> Raw data
· · ·
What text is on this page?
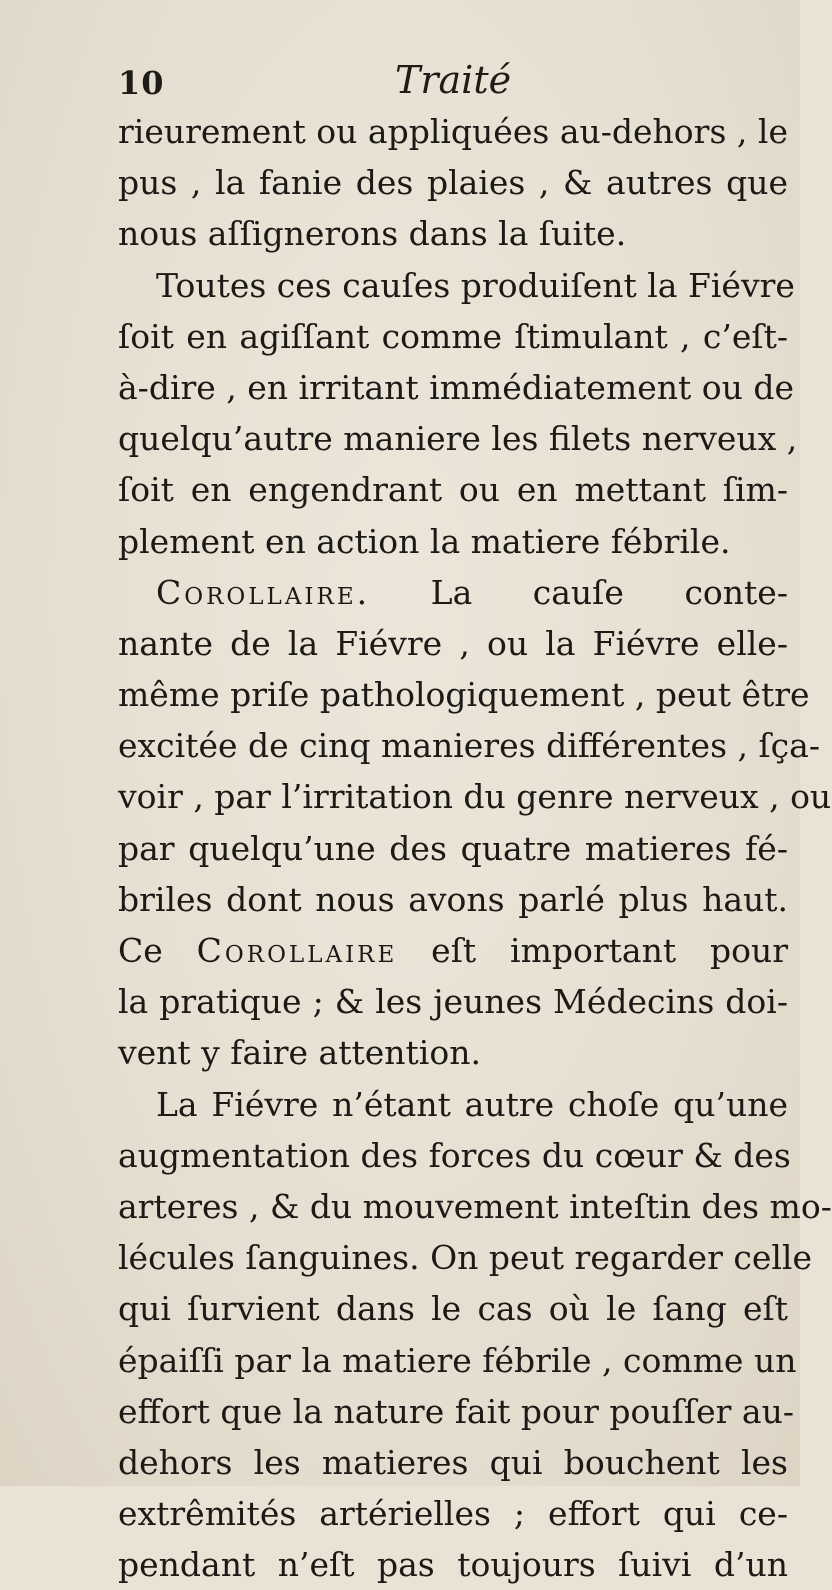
10	Traité
rieurement ou appliquées au-dehors , le
pus , la fanie des plaies , & autres que
nous aſſignerons dans la ſuite.
Toutes ces cauſes produiſent la Fiévre
ſoit en agiſſant comme ſtimulant , c’eſt-
à-dire , en irritant immédiatement ou de
quelqu’autre maniere les filets nerveux ,
ſoit en engendrant ou en mettant ſim-
plement en action la matiere fébrile.
Corollaire. La cauſe conte-
nante de la Fiévre , ou la Fiévre elle-
même priſe pathologiquement , peut être
excitée de cinq manieres différentes , ſça-
voir , par l’irritation du genre nerveux , ou
par quelqu’une des quatre matieres fé-
briles dont nous avons parlé plus haut.
Ce Corollaire eſt important pour
la pratique ; & les jeunes Médecins doi-
vent y faire attention.
La Fiévre n’étant autre choſe qu’une
augmentation des forces du cœur & des
arteres , & du mouvement inteſtin des mo-
lécules ſanguines. On peut regarder celle
qui ſurvient dans le cas où le ſang eſt
épaiſſi par la matiere fébrile , comme un
effort que la nature fait pour pouſſer au-
dehors les matieres qui bouchent les
extrêmités artérielles ; effort qui ce-
pendant n’eſt pas toujours ſuivi d’un
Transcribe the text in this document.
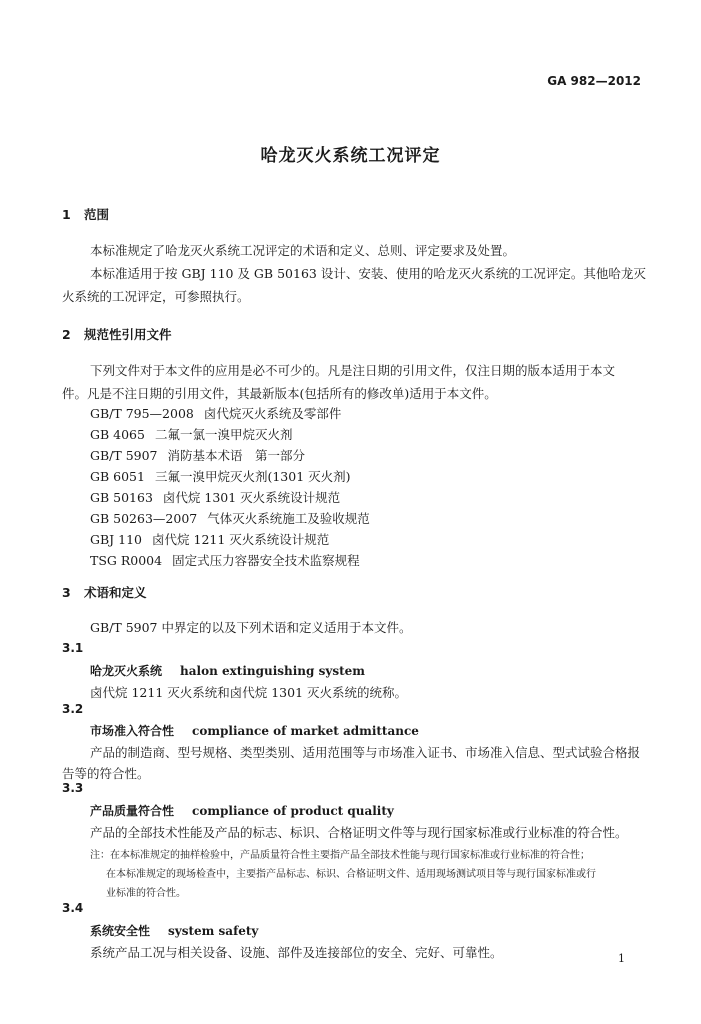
GA 982—2012
哈龙灭火系统工况评定
1 范围
本标准规定了哈龙灭火系统工况评定的术语和定义、总则、评定要求及处置。
本标准适用于按 GBJ 110 及 GB 50163 设计、安装、使用的哈龙灭火系统的工况评定。其他哈龙灭
火系统的工况评定，可参照执行。
2 规范性引用文件
下列文件对于本文件的应用是必不可少的。凡是注日期的引用文件，仅注日期的版本适用于本文
件。凡是不注日期的引用文件，其最新版本(包括所有的修改单)适用于本文件。
GB/T 795—2008 卤代烷灭火系统及零部件
GB 4065 二氟一氯一溴甲烷灭火剂
GB/T 5907 消防基本术语　第一部分
GB 6051 三氟一溴甲烷灭火剂(1301 灭火剂)
GB 50163 卤代烷 1301 灭火系统设计规范
GB 50263—2007 气体灭火系统施工及验收规范
GBJ 110 卤代烷 1211 灭火系统设计规范
TSG R0004 固定式压力容器安全技术监察规程
3 术语和定义
GB/T 5907 中界定的以及下列术语和定义适用于本文件。
3.1
哈龙灭火系统 halon extinguishing system
卤代烷 1211 灭火系统和卤代烷 1301 灭火系统的统称。
3.2
市场准入符合性 compliance of market admittance
产品的制造商、型号规格、类型类别、适用范围等与市场准入证书、市场准入信息、型式试验合格报
告等的符合性。
3.3
产品质量符合性 compliance of product quality
产品的全部技术性能及产品的标志、标识、合格证明文件等与现行国家标准或行业标准的符合性。
注：在本标准规定的抽样检验中，产品质量符合性主要指产品全部技术性能与现行国家标准或行业标准的符合性；
在本标准规定的现场检查中，主要指产品标志、标识、合格证明文件、适用现场测试项目等与现行国家标准或行
业标准的符合性。
3.4
系统安全性 system safety
系统产品工况与相关设备、设施、部件及连接部位的安全、完好、可靠性。	1
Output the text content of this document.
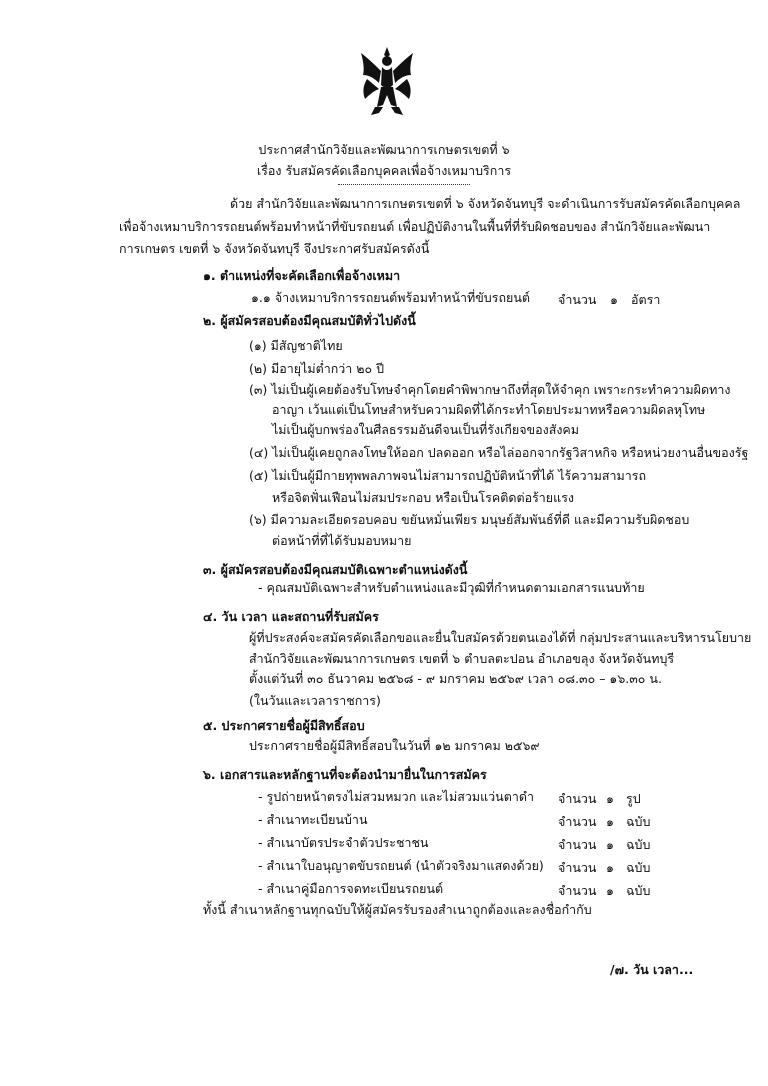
ประกาศสำนักวิจัยและพัฒนาการเกษตรเขตที่ ๖
เรื่อง รับสมัครคัดเลือกบุคคลเพื่อจ้างเหมาบริการ
ด้วย สำนักวิจัยและพัฒนาการเกษตรเขตที่ ๖ จังหวัดจันทบุรี จะดำเนินการรับสมัครคัดเลือกบุคคล
เพื่อจ้างเหมาบริการรถยนต์พร้อมทำหน้าที่ขับรถยนต์ เพื่อปฏิบัติงานในพื้นที่ที่รับผิดชอบของ สำนักวิจัยและพัฒนา
การเกษตร เขตที่ ๖ จังหวัดจันทบุรี จึงประกาศรับสมัครดังนี้
๑. ตำแหน่งที่จะคัดเลือกเพื่อจ้างเหมา
๑.๑ จ้างเหมาบริการรถยนต์พร้อมทำหน้าที่ขับรถยนต์ จำนวน ๑ อัตรา
๒. ผู้สมัครสอบต้องมีคุณสมบัติทั่วไปดังนี้
(๑) มีสัญชาติไทย
(๒) มีอายุไม่ต่ำกว่า ๒๐ ปี
(๓) ไม่เป็นผู้เคยต้องรับโทษจำคุกโดยคำพิพากษาถึงที่สุดให้จำคุก เพราะกระทำความผิดทาง
อาญา เว้นแต่เป็นโทษสำหรับความผิดที่ได้กระทำโดยประมาทหรือความผิดลหุโทษ
ไม่เป็นผู้บกพร่องในศีลธรรมอันดีจนเป็นที่รังเกียจของสังคม
(๔) ไม่เป็นผู้เคยถูกลงโทษให้ออก ปลดออก หรือไล่ออกจากรัฐวิสาหกิจ หรือหน่วยงานอื่นของรัฐ
(๕) ไม่เป็นผู้มีกายทุพพลภาพจนไม่สามารถปฏิบัติหน้าที่ได้ ไร้ความสามารถ
หรือจิตฟั่นเฟือนไม่สมประกอบ หรือเป็นโรคติดต่อร้ายแรง
(๖) มีความละเอียดรอบคอบ ขยันหมั่นเพียร มนุษย์สัมพันธ์ที่ดี และมีความรับผิดชอบ
ต่อหน้าที่ที่ได้รับมอบหมาย
๓. ผู้สมัครสอบต้องมีคุณสมบัติเฉพาะตำแหน่งดังนี้
- คุณสมบัติเฉพาะสำหรับตำแหน่งและมีวุฒิที่กำหนดตามเอกสารแนบท้าย
๔. วัน เวลา และสถานที่รับสมัคร
ผู้ที่ประสงค์จะสมัครคัดเลือกขอและยื่นใบสมัครด้วยตนเองได้ที่ กลุ่มประสานและบริหารนโยบาย
สำนักวิจัยและพัฒนาการเกษตร เขตที่ ๖ ตำบลตะปอน อำเภอขลุง จังหวัดจันทบุรี
ตั้งแต่วันที่ ๓๐ ธันวาคม ๒๕๖๘ - ๙ มกราคม ๒๕๖๙ เวลา ๐๘.๓๐ – ๑๖.๓๐ น.
(ในวันและเวลาราชการ)
๕. ประกาศรายชื่อผู้มีสิทธิ์สอบ
ประกาศรายชื่อผู้มีสิทธิ์สอบในวันที่ ๑๒ มกราคม ๒๕๖๙
๖. เอกสารและหลักฐานที่จะต้องนำมายื่นในการสมัคร
- รูปถ่ายหน้าตรงไม่สวมหมวก และไม่สวมแว่นตาดำ จำนวน ๑ รูป
- สำเนาทะเบียนบ้าน	จำนวน ๑ ฉบับ
- สำเนาบัตรประจำตัวประชาชน	จำนวน ๑ ฉบับ
- สำเนาใบอนุญาตขับรถยนต์ (นำตัวจริงมาแสดงด้วย) จำนวน ๑ ฉบับ
- สำเนาคู่มือการจดทะเบียนรถยนต์	จำนวน ๑ ฉบับ
ทั้งนี้ สำเนาหลักฐานทุกฉบับให้ผู้สมัครรับรองสำเนาถูกต้องและลงชื่อกำกับ
/๗. วัน เวลา...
· · ·
Print the lines from the one holding "Output the text content of this document." through the last line of the records, word for word, and omit the pictures.

> Output for this exercise
Output the text content of this document.
ประกาศสำนักวิจัยและพัฒนาการเกษตรเขตที่ ๖
เรื่อง รับสมัครคัดเลือกบุคคลเพื่อจ้างเหมาบริการ
ด้วย สำนักวิจัยและพัฒนาการเกษตรเขตที่ ๖ จังหวัดจันทบุรี จะดำเนินการรับสมัครคัดเลือกบุคคล
เพื่อจ้างเหมาบริการรถยนต์พร้อมทำหน้าที่ขับรถยนต์ เพื่อปฏิบัติงานในพื้นที่ที่รับผิดชอบของ สำนักวิจัยและพัฒนา
การเกษตร เขตที่ ๖ จังหวัดจันทบุรี จึงประกาศรับสมัครดังนี้
๑. ตำแหน่งที่จะคัดเลือกเพื่อจ้างเหมา
๑.๑ จ้างเหมาบริการรถยนต์พร้อมทำหน้าที่ขับรถยนต์ จำนวน ๑ อัตรา
๒. ผู้สมัครสอบต้องมีคุณสมบัติทั่วไปดังนี้
(๑) มีสัญชาติไทย
(๒) มีอายุไม่ต่ำกว่า ๒๐ ปี
(๓) ไม่เป็นผู้เคยต้องรับโทษจำคุกโดยคำพิพากษาถึงที่สุดให้จำคุก เพราะกระทำความผิดทาง
อาญา เว้นแต่เป็นโทษสำหรับความผิดที่ได้กระทำโดยประมาทหรือความผิดลหุโทษ
ไม่เป็นผู้บกพร่องในศีลธรรมอันดีจนเป็นที่รังเกียจของสังคม
(๔) ไม่เป็นผู้เคยถูกลงโทษให้ออก ปลดออก หรือไล่ออกจากรัฐวิสาหกิจ หรือหน่วยงานอื่นของรัฐ
(๕) ไม่เป็นผู้มีกายทุพพลภาพจนไม่สามารถปฏิบัติหน้าที่ได้ ไร้ความสามารถ
หรือจิตฟั่นเฟือนไม่สมประกอบ หรือเป็นโรคติดต่อร้ายแรง
(๖) มีความละเอียดรอบคอบ ขยันหมั่นเพียร มนุษย์สัมพันธ์ที่ดี และมีความรับผิดชอบ
ต่อหน้าที่ที่ได้รับมอบหมาย
๓. ผู้สมัครสอบต้องมีคุณสมบัติเฉพาะตำแหน่งดังนี้
- คุณสมบัติเฉพาะสำหรับตำแหน่งและมีวุฒิที่กำหนดตามเอกสารแนบท้าย
๔. วัน เวลา และสถานที่รับสมัคร
ผู้ที่ประสงค์จะสมัครคัดเลือกขอและยื่นใบสมัครด้วยตนเองได้ที่ กลุ่มประสานและบริหารนโยบาย
สำนักวิจัยและพัฒนาการเกษตร เขตที่ ๖ ตำบลตะปอน อำเภอขลุง จังหวัดจันทบุรี
ตั้งแต่วันที่ ๓๐ ธันวาคม ๒๕๖๘ - ๙ มกราคม ๒๕๖๙ เวลา ๐๘.๓๐ – ๑๖.๓๐ น.
(ในวันและเวลาราชการ)
๕. ประกาศรายชื่อผู้มีสิทธิ์สอบ
ประกาศรายชื่อผู้มีสิทธิ์สอบในวันที่ ๑๒ มกราคม ๒๕๖๙
๖. เอกสารและหลักฐานที่จะต้องนำมายื่นในการสมัคร
- รูปถ่ายหน้าตรงไม่สวมหมวก และไม่สวมแว่นตาดำ จำนวน ๑ รูป
- สำเนาทะเบียนบ้าน	จำนวน ๑ ฉบับ
- สำเนาบัตรประจำตัวประชาชน	จำนวน ๑ ฉบับ
- สำเนาใบอนุญาตขับรถยนต์ (นำตัวจริงมาแสดงด้วย) จำนวน ๑ ฉบับ
- สำเนาคู่มือการจดทะเบียนรถยนต์	จำนวน ๑ ฉบับ
ทั้งนี้ สำเนาหลักฐานทุกฉบับให้ผู้สมัครรับรองสำเนาถูกต้องและลงชื่อกำกับ
/๗. วัน เวลา...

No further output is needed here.